[begin TEXT SECTION]
In BTC’s case, average confirmation time hovers around 40 minutes to be included in a block, then 60 more for it to be considered confirmed. With increased usage of the network and more congestion, this strongly increases, having spiked at 4000 minutes (2.5 days) recently.
To decrease our personal confirmation time, we would have to increase fees paid, further eroding the value of our store of value. Additionally, in that case we’re simply pushing others to the back of the queue. The often-heard claim that Lightning solves these issues is irrelevant for the aforementioned reasons.
BCH has faster confirmation times, though with a caveat. Many merchants will accept 0-conf transactions, transactions that have been picked up by nodes but have not been processed in blocks yet. In such a case, transactions can be done nearly instantly, but are not actually confirmed yet.
Kraken, who are incentivized to only consider transactions complete when they are securely confirmed, see BCH transactions as confirmed after 15 blocks or ~2.5 hours (as opposed to 3 blocks for BTC, which can be anywhere from 40 to 4000 minutes).
Using the same metric, Ethereum takes roughly 14 minutes to confirm. Similar to Bitcoin, scalability is limited and there have been periods where transactions took far longer to confirm. Also similar to Bitcoin, there are second layer options available, though those have trade-offs that I won’t go into right now.
Nano’s confirmation time is consistently sub-second, with averages hovering around 400 milliseconds. Using the same Kraken metric, the confirmation time is “near-instant”. Nano manages this because one transaction is one block. These blocks are broadcast to the network immediately, and voted on by all validators. When majority consensus (67%) is reached, the transaction is confirmed, cemented, and added to the chain. If the network is forced to process more transactions than it can handle, confirmation times would go up, though as mentioned before spam resistance means real transactions would be prioritised.
[end TEXT SECTION]
[begin EXCERPTED DATA]
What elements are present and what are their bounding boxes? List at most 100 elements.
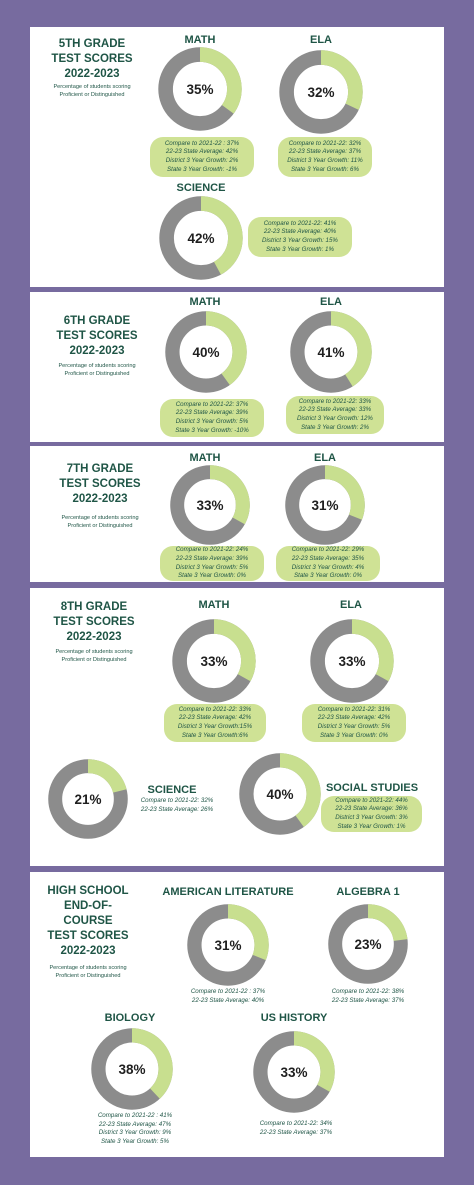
stats-box: Compare to 2021-22: 44% 22-23 State Avera… (321, 796, 422, 832)
stat-line: Compare to 2021-22: 44% (335, 796, 408, 804)
stat-line: District 3 Year Growth: 3% (335, 814, 408, 821)
donut-chart: 42% (158, 195, 244, 281)
subject-name: ELA (314, 452, 336, 464)
grade-title-line: TEST SCORES (47, 930, 129, 942)
donut-value-arc (239, 753, 321, 835)
donut-svg (310, 619, 394, 703)
donut-percent: 33% (196, 497, 224, 513)
stat-line: 22-23 State Average: 35% (291, 554, 365, 562)
donut-value-arc (310, 619, 394, 703)
donut-percent: 41% (317, 344, 345, 360)
stats-box: Compare to 2021-22: 37% 22-23 State Avera… (160, 399, 264, 437)
stat-line: District 3 Year Growth:15% (177, 723, 253, 730)
donut-svg (187, 904, 269, 986)
stat-line: State 3 Year Growth: 0% (294, 572, 362, 580)
grade-title-line: 2022-2023 (60, 945, 116, 957)
stat-line: State 3 Year Growth: 1% (266, 245, 334, 253)
donut-percent: 21% (74, 791, 102, 807)
donut-value-arc (48, 759, 128, 839)
donut-percent: 42% (187, 230, 215, 246)
subject-name: MATH (184, 34, 216, 46)
stats-text: Compare to 2021-22: 32% 22-23 State Avera… (130, 797, 224, 814)
subject-name: ELA (340, 599, 362, 611)
donut-svg (239, 753, 321, 835)
donut-percent: 33% (338, 653, 366, 669)
donut-percent: 40% (266, 786, 294, 802)
stat-line: Compare to 2021-22 : 37% (190, 988, 266, 995)
donut-value-arc (285, 465, 365, 545)
panel-grade-8: 8TH GRADE TEST SCORES 2022-2023 Percenta… (30, 588, 444, 866)
stats-text: Compare to 2021-22 : 41% 22-23 State Aver… (83, 1112, 187, 1146)
stat-line: 22-23 State Average: 42% (165, 148, 239, 156)
grade-title-line: TEST SCORES (56, 330, 138, 342)
stats-box: Compare to 2021-22: 24% 22-23 State Avera… (160, 546, 264, 581)
stat-line: State 3 Year Growth: 0% (178, 572, 246, 580)
stat-line: District 3 Year Growth: 12% (297, 415, 373, 422)
stat-line: State 3 Year Growth: -10% (175, 426, 249, 434)
donut-chart: 40% (238, 752, 322, 836)
grade-title-line: 6TH GRADE (63, 315, 131, 327)
stat-line: 22-23 State Average: 37% (259, 1128, 333, 1136)
grade-title-line: COURSE (63, 915, 113, 927)
stat-line: District 3 Year Growth: 15% (262, 237, 338, 244)
donut-svg (285, 465, 365, 545)
donut-chart: 33% (169, 464, 251, 546)
donut-svg (170, 465, 250, 545)
stat-line: 22-23 State Average: 37% (331, 996, 405, 1004)
grade-title: 7TH GRADE TEST SCORES 2022-2023 (50, 462, 150, 507)
stat-line: 22-23 State Average: 40% (191, 996, 265, 1004)
stats-box: Compare to 2021-22: 29% 22-23 State Avera… (276, 546, 380, 581)
stats-box: Compare to 2021-22: 32% 22-23 State Avera… (278, 137, 372, 177)
donut-value-arc (91, 1028, 173, 1110)
donut-percent: 32% (307, 84, 335, 100)
stats-text: Compare to 2021-22: 38% 22-23 State Avera… (320, 988, 416, 1005)
stats-box: Compare to 2021-22: 33% 22-23 State Avera… (164, 704, 266, 742)
subject-name: ALGEBRA 1 (336, 886, 400, 898)
grade-subtitle: Percentage of students scoring Proficien… (55, 649, 133, 663)
stat-line: District 3 Year Growth: 11% (287, 157, 363, 164)
stats-text: Compare to 2021-22: 34% 22-23 State Avera… (248, 1120, 344, 1137)
donut-chart: 31% (284, 464, 366, 546)
grade-title-line: 2022-2023 (69, 345, 125, 357)
donut-value-arc (165, 311, 247, 393)
donut-svg (253, 1031, 335, 1113)
donut-percent: 38% (118, 1061, 146, 1077)
grade-title-line: TEST SCORES (53, 616, 135, 628)
donut-percent: 31% (214, 937, 242, 953)
panel-grade-7: 7TH GRADE TEST SCORES 2022-2023 Percenta… (30, 446, 444, 582)
stat-line: District 3 Year Growth: 5% (175, 563, 249, 571)
stat-line: Compare to 2021-22: 34% (259, 1120, 333, 1127)
donut-value-arc (279, 50, 363, 134)
subject-name: MATH (198, 599, 230, 611)
donut-svg (328, 904, 408, 984)
subject-name: SCIENCE (176, 182, 226, 194)
stats-box: Compare to 2021-22: 41% 22-23 State Avera… (248, 217, 352, 257)
donut-percent: 23% (354, 936, 382, 952)
panel-high-school: HIGH SCHOOL END-OF- COURSE TEST SCORES 2… (30, 872, 444, 1157)
subject-name: SOCIAL STUDIES (325, 782, 419, 794)
grade-title: HIGH SCHOOL END-OF- COURSE TEST SCORES 2… (38, 884, 138, 959)
stat-line: Compare to 2021-22: 37% (175, 400, 249, 408)
grade-title: 8TH GRADE TEST SCORES 2022-2023 (44, 600, 144, 645)
donut-chart: 32% (278, 49, 364, 135)
stat-line: 22-23 State Average: 26% (140, 805, 214, 813)
stat-line: Compare to 2021-22: 32% (140, 797, 214, 804)
grade-subtitle: Percentage of students scoring Proficien… (58, 363, 136, 377)
stat-line: District 3 Year Growth: 5% (317, 723, 391, 730)
donut-value-arc (170, 465, 250, 545)
stat-line: State 3 Year Growth: 1% (337, 822, 406, 830)
stat-line: 22-23 State Average: 40% (263, 228, 337, 236)
stat-line: District 3 Year Growth: 2% (165, 157, 239, 164)
subject-name: SCIENCE (147, 784, 197, 796)
grade-title: 5TH GRADE TEST SCORES 2022-2023 (42, 37, 142, 82)
stat-line: District 3 Year Growth: 9% (98, 1129, 172, 1137)
grade-title-line: 2022-2023 (72, 493, 128, 505)
grade-title-line: 7TH GRADE (66, 463, 134, 475)
donut-chart: 33% (171, 618, 257, 704)
donut-svg (158, 47, 242, 131)
donut-svg (165, 311, 247, 393)
donut-chart: 38% (90, 1027, 174, 1111)
donut-value-arc (187, 904, 269, 986)
grade-title-line: END-OF- (64, 900, 112, 912)
stat-line: 22-23 State Average: 42% (317, 714, 391, 722)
[end EXCERPTED DATA]
- **EXERCISE TASKS**:
A. Name every cryptocurrency whose confirmation time is given in the passage on cryptocurrency confirmation times.
B. Pick up the passage on cryptocurrency confirmation times after its final sentence and carry it forward.

- **THE RESPONSES**:
A.
BTC (Bitcoin)
BCH
Ethereum
Nano

B.
Monero is pegged at ~30 minutes on Kraken, though many enthusiasts would argue fewer confirmations are needed. Blocks are created every 2 minutes, and after a few (15, for Kraken) blocks have been built on top of the transaction the transaction is considered irreversible.
For a store of value, the exact confirmation time/speed matters less. As long as it’s not extremely long, as it has arguably sometimes been for Bitcoin and Ethereum under load, it’s fine. However, the more often you want to swap into and out of a store of value, the more important it becomes.
Ideally, we would like to have a store of value that we can directly exchange for goods and services. This would remove the friction associated with swapping back and forth, increasing efficiency. For such purposes, speed and confirmation times become far more important, and Bitcoin falls far more out of favor.
Scalability
3) Scalability is important for a store of value and medium of exchange both. In BTC, 600k people are able to do a single transaction every day. To scale to level where a large country, let alone most of the world can use the chain even as a store of value, more will be needed.
Outside of the aforementioned Lightning Network Bitcoin does not seem to have scaling plans. This leaves custodial options (banks, exchanges) which, while making exchanging easier, come with trade-offs in terms of censorability and remove many of the decentralization benefits.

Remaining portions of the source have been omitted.